* START *

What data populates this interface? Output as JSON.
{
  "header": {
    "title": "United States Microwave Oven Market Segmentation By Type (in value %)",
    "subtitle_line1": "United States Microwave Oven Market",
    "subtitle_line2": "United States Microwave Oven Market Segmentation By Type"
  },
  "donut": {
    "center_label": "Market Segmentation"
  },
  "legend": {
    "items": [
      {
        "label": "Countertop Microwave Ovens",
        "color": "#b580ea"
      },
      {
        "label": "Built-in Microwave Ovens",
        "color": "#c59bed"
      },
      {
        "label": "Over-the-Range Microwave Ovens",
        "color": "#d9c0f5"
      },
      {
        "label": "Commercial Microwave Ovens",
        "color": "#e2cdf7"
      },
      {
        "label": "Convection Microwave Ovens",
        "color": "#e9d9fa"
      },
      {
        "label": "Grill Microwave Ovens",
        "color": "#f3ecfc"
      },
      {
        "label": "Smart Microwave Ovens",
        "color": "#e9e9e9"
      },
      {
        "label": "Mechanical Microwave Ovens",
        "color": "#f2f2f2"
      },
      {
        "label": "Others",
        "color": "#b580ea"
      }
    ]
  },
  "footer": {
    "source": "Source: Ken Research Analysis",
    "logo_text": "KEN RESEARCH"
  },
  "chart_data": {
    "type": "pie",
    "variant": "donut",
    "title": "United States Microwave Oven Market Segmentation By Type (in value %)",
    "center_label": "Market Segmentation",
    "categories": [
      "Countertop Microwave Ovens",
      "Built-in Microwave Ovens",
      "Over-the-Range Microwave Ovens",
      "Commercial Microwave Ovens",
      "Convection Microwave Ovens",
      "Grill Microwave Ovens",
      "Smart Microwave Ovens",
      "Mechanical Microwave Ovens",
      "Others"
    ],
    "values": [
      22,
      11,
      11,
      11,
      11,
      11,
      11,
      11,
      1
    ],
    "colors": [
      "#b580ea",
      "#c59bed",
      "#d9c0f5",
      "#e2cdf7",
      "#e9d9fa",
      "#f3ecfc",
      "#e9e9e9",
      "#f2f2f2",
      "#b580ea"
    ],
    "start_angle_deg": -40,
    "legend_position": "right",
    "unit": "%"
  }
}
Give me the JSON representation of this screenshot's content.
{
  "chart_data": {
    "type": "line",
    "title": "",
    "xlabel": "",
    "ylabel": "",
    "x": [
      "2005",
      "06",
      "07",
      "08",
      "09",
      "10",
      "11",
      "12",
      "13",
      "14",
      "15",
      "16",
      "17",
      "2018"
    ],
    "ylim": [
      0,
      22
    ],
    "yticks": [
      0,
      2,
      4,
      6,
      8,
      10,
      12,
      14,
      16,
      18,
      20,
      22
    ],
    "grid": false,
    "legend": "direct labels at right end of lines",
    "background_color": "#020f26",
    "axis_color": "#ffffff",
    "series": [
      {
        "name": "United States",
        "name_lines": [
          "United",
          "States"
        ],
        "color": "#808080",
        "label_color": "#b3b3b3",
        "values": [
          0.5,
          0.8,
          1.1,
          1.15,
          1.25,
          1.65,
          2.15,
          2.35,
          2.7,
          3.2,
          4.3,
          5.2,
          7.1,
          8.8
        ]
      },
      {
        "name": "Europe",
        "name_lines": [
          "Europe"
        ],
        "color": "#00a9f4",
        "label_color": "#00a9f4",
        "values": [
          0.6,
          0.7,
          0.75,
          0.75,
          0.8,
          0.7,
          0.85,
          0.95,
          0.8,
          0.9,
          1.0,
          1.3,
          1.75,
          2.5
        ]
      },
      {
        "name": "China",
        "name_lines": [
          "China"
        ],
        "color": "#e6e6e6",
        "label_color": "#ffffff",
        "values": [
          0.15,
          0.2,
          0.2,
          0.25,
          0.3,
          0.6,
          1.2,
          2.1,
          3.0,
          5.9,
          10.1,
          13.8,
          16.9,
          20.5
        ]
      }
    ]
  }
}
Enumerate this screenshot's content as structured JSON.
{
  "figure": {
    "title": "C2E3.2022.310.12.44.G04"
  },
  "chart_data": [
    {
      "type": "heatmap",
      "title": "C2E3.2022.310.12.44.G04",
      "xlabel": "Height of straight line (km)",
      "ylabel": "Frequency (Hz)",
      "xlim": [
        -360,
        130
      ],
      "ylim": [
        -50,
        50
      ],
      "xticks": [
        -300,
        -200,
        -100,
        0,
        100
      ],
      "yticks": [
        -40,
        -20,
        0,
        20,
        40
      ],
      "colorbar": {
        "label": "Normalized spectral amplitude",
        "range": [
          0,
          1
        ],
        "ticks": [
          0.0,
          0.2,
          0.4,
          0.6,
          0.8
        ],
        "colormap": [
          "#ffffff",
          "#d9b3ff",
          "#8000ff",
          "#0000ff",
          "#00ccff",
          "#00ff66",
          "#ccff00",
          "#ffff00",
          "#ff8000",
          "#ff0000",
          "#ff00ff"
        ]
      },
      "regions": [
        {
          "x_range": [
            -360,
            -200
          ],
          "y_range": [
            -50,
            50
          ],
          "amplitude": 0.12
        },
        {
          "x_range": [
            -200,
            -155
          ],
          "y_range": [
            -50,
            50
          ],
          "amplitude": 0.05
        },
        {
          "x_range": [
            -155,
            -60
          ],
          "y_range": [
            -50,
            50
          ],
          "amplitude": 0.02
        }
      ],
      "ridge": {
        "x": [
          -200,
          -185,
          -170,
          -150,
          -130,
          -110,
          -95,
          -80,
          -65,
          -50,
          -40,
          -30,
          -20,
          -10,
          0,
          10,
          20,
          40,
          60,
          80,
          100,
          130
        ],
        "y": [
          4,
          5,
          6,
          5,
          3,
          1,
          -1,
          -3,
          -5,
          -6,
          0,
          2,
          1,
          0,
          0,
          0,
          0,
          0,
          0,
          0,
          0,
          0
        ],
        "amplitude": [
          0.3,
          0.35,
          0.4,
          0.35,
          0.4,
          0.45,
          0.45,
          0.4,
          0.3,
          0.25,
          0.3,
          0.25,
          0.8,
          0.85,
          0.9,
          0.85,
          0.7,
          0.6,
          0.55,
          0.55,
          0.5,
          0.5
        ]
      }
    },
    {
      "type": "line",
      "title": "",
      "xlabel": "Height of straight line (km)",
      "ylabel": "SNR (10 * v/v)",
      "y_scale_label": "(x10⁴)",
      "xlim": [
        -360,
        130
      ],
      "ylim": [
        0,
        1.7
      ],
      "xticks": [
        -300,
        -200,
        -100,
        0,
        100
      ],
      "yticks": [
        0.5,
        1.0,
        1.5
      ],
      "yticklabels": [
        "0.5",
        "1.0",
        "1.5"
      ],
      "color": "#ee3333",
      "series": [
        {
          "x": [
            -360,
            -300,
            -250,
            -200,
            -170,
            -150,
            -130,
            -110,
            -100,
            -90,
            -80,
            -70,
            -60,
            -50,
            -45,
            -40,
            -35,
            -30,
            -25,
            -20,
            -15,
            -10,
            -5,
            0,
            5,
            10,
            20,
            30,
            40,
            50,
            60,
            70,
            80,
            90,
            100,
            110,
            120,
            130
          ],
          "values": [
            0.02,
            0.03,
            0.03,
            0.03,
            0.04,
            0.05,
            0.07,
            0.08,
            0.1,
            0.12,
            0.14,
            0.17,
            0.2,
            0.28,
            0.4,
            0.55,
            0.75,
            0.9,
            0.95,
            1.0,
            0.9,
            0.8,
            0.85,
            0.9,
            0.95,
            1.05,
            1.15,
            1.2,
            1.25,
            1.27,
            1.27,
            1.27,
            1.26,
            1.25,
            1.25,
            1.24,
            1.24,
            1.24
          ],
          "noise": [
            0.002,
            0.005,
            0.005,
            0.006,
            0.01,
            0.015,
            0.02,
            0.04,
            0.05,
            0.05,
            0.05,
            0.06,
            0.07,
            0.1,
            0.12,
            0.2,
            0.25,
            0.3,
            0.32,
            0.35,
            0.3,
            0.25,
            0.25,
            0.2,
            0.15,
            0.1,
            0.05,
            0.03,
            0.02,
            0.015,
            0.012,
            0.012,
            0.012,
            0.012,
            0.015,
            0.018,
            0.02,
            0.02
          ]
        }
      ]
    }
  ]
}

* END *

**WHAT THE TASK REQUIRES**
Which lines contain the word "right"? Copy each of them.

**EXERCISE OUTPUT**
    "legend_position": "right",
    "legend": "direct labels at right end of lines",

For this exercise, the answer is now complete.